## Begin Document extract

But all kinds of sin may be justly called vanities and lies, because all sin is empty and unprofitable, and imposes the most mischievous falsehoods upon men, promising them pleasure and gain — and giving them nothing but disappointment and damnation. An impression of the unprofitableness and danger of sin would make us very earnest in our prayers for the removal of it from us. "O Lord, the Gentiles shall come unto you from the ends of the earth, and shall say: Surely our fathers have inherited lies, vanity, and things wherein there is no profit."
The removal of sin includes in it both pardon and sanctification, and therefore the petition may include both the fifth and sixth petition of the Lord's prayer.
When God pardons sin, he removes it far from us as the east is from the west, and casts it into the depth of the sea! When he sanctifies a soul, he removes sin from its throne, and gradually drives it out of its residence in the soul. Both these blessings are absolutely necessary for us. They are to be the subject of our most earnest petitions, and we have great encouragement to plead for them, because they are graciously promised in his word. These rich promises are yes and amen in Christ, who purchased them for us by his blood, and gives us all possible assurance of obtaining them from God.

## End Document extract

▶ [Your tasks]
1. In the passage on sin, which two things does the removal of sin include?
2. Does each statement agree with the passage on sin? Answer yes or no for each and quote the words that decide it. (a) Sin promises men pleasure and gain. (b) When God sanctifies a soul, he drives sin out of it all at once. (c) Christ purchased the promises with his blood.
3. Translate this sentence from the passage on sin into Spanish: "Both these blessings are absolutely necessary for us."

## Begin Information given

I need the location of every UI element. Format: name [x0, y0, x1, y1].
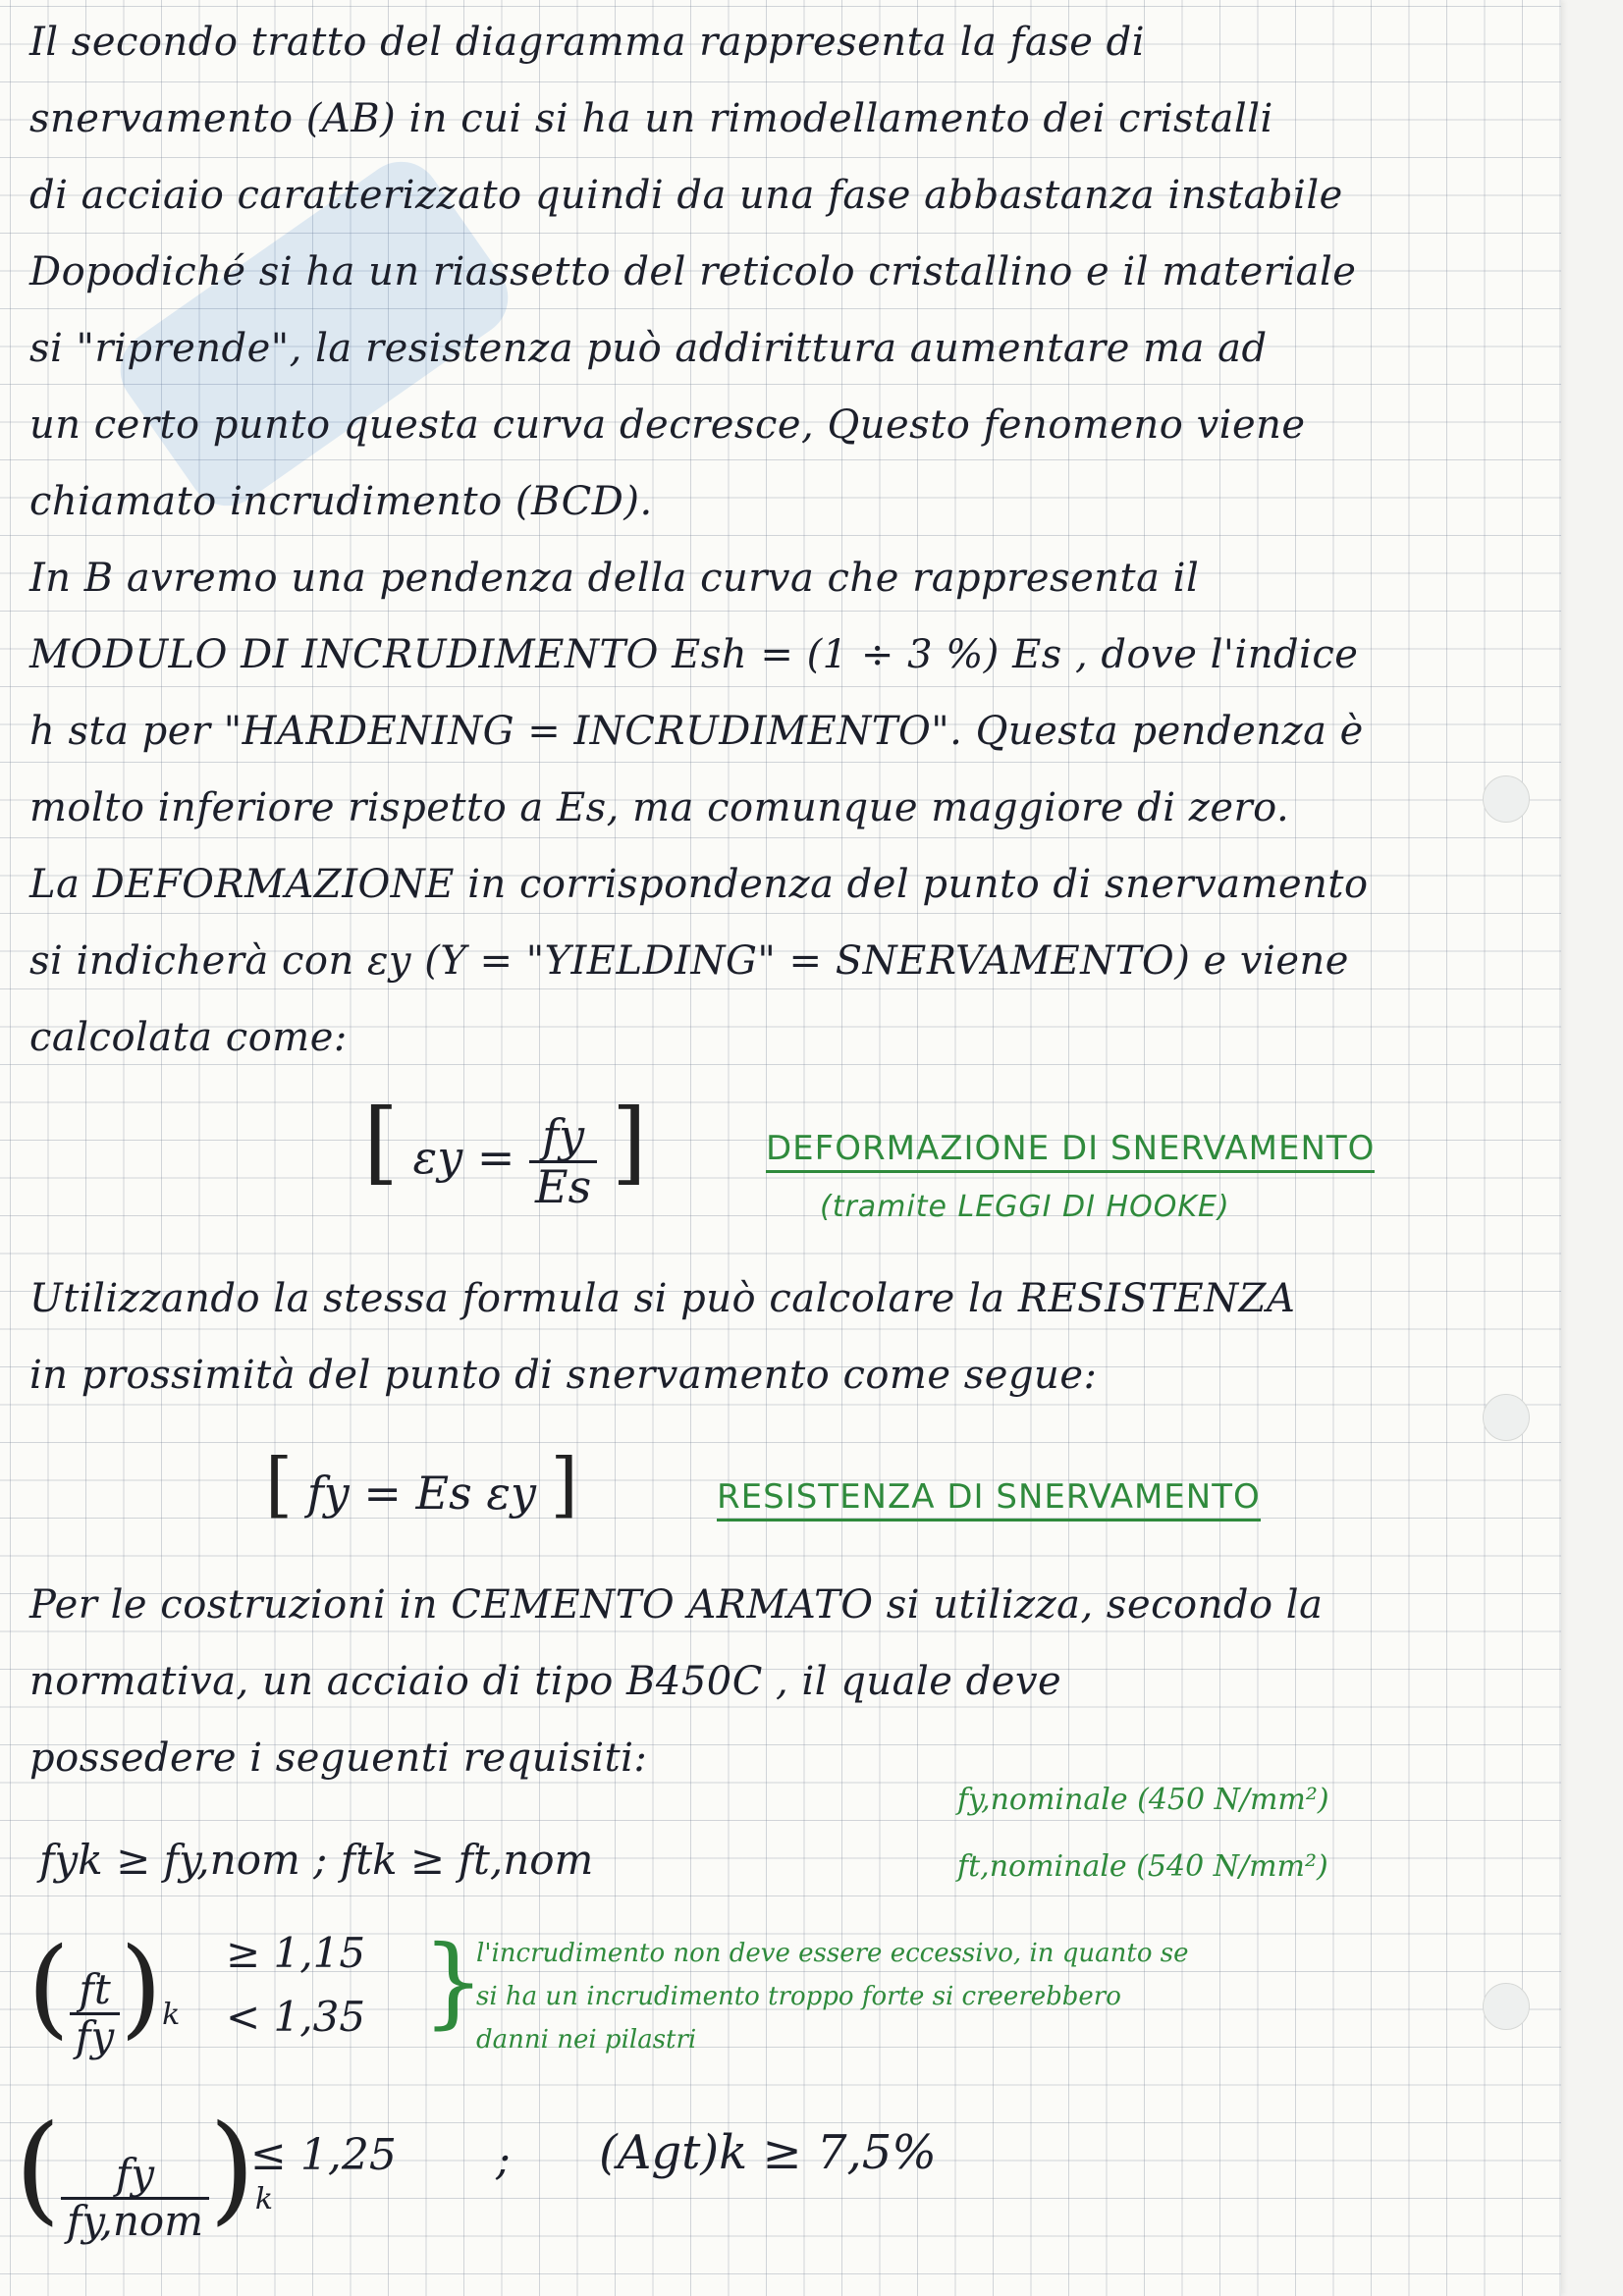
text-line: Utilizzando la stessa formula si può calcolare la RESISTENZA: [29, 1276, 1296, 1321]
text-line: chiamato incrudimento (BCD).: [29, 479, 653, 524]
text-line: di acciaio caratterizzato quindi da una fase abbastanza instabile: [29, 173, 1343, 218]
requirement-strength: fyk ≥ fy,nom ; ftk ≥ ft,nom: [39, 1836, 594, 1884]
ratio-fraction: [70, 1965, 120, 2060]
text-line: MODULO DI INCRUDIMENTO Esh = (1 ÷ 3 %) Es , dove l'indice: [29, 632, 1359, 677]
label-hooke: (tramite LEGGI DI HOOKE): [820, 1190, 1230, 1224]
requirement-ratio: ( $\frac{ft}{fy}$ )k: [27, 1924, 181, 2060]
note-fy-nominal: fy,nominale (450 N/mm²): [957, 1783, 1329, 1817]
formula2-expression: fy = Es εy: [306, 1467, 536, 1520]
formula-yield-strain: [ εy = $\frac{fy}{Es}$ ]: [363, 1090, 647, 1213]
text-line: snervamento (AB) in cui si ha un rimodellamento dei cristalli: [29, 96, 1273, 141]
note-incrudimento-2: si ha un incrudimento troppo forte si creerebbero: [476, 1982, 1121, 2011]
text-line: possedere i seguenti requisiti:: [29, 1735, 648, 1781]
text-line: in prossimità del punto di snervamento come segue:: [29, 1353, 1098, 1398]
binder-hole: [1483, 1394, 1530, 1441]
text-line: si indicherà con εy (Y = "YIELDING" = SNERVAMENTO) e viene: [29, 938, 1349, 984]
green-brace: }: [422, 1924, 485, 2039]
ratio-subscript: k: [162, 1998, 181, 2032]
ratio-upper-bound: < 1,35: [226, 1993, 366, 2041]
overstrength-denominator: fy,nom: [66, 2196, 204, 2245]
text-line: Il secondo tratto del diagramma rappresenta la fase di: [29, 20, 1146, 65]
text-line: si "riprende", la resistenza può addirittura aumentare ma ad: [29, 326, 1268, 371]
text-line: molto inferiore rispetto a Es, ma comunque maggiore di zero.: [29, 785, 1290, 830]
fraction-numerator: fy: [529, 1112, 597, 1162]
formula-lhs: εy =: [412, 1131, 515, 1184]
overstrength-numerator: fy: [61, 2153, 209, 2199]
formula-fraction: [529, 1109, 597, 1213]
label-yield-strain: DEFORMAZIONE DI SNERVAMENTO: [766, 1129, 1375, 1173]
ratio-lower-bound: ≥ 1,15: [226, 1929, 366, 1977]
text-line: Per le costruzioni in CEMENTO ARMATO si utilizza, secondo la: [29, 1582, 1324, 1628]
formula-yield-strength: [ fy = Es εy ]: [265, 1443, 578, 1525]
overstrength-subscript: k: [254, 2182, 274, 2216]
note-incrudimento-3: danni nei pilastri: [476, 2025, 697, 2055]
text-line: La DEFORMAZIONE in corrispondenza del punto di snervamento: [29, 862, 1369, 907]
separator: ;: [496, 2135, 511, 2185]
requirement-elongation: (Agt)k ≥ 7,5%: [599, 2125, 937, 2180]
text-line: normativa, un acciaio di tipo B450C , il quale deve: [29, 1659, 1062, 1704]
note-ft-nominal: ft,nominale (540 N/mm²): [957, 1849, 1328, 1884]
text-line: calcolata come:: [29, 1015, 348, 1060]
overstrength-limit: ≤ 1,25: [250, 2130, 397, 2180]
fraction-denominator: Es: [535, 1159, 592, 1213]
text-line: In B avremo una pendenza della curva che rappresenta il: [29, 556, 1200, 601]
requirement-overstrength: ( $\frac{fy}{\text{fy,nom}}$ )k: [15, 2101, 274, 2245]
text-line: Dopodiché si ha un riassetto del reticolo cristallino e il materiale: [29, 249, 1357, 294]
ratio-numerator: ft: [70, 1968, 120, 2014]
label-yield-strength: RESISTENZA DI SNERVAMENTO: [717, 1477, 1261, 1522]
overstrength-fraction: [61, 2150, 209, 2245]
binder-hole: [1483, 1983, 1530, 2030]
text-line: h sta per "HARDENING = INCRUDIMENTO". Questa pendenza è: [29, 709, 1364, 754]
ratio-denominator: fy: [75, 2011, 115, 2060]
note-incrudimento-1: l'incrudimento non deve essere eccessivo, in quanto se: [476, 1939, 1189, 1968]
text-line: un certo punto questa curva decresce, Questo fenomeno viene: [29, 402, 1306, 448]
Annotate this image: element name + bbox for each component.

## End Information given

▶ [Exercise responses]
1. Pardon and sanctification.

2.
(a) Yes: "promising them pleasure and gain"
(b) No: "gradually drives it out of its residence in the soul"
(c) Yes: "who purchased them for us by his blood"

3. Ambas bendiciones son absolutamente necesarias para nosotros.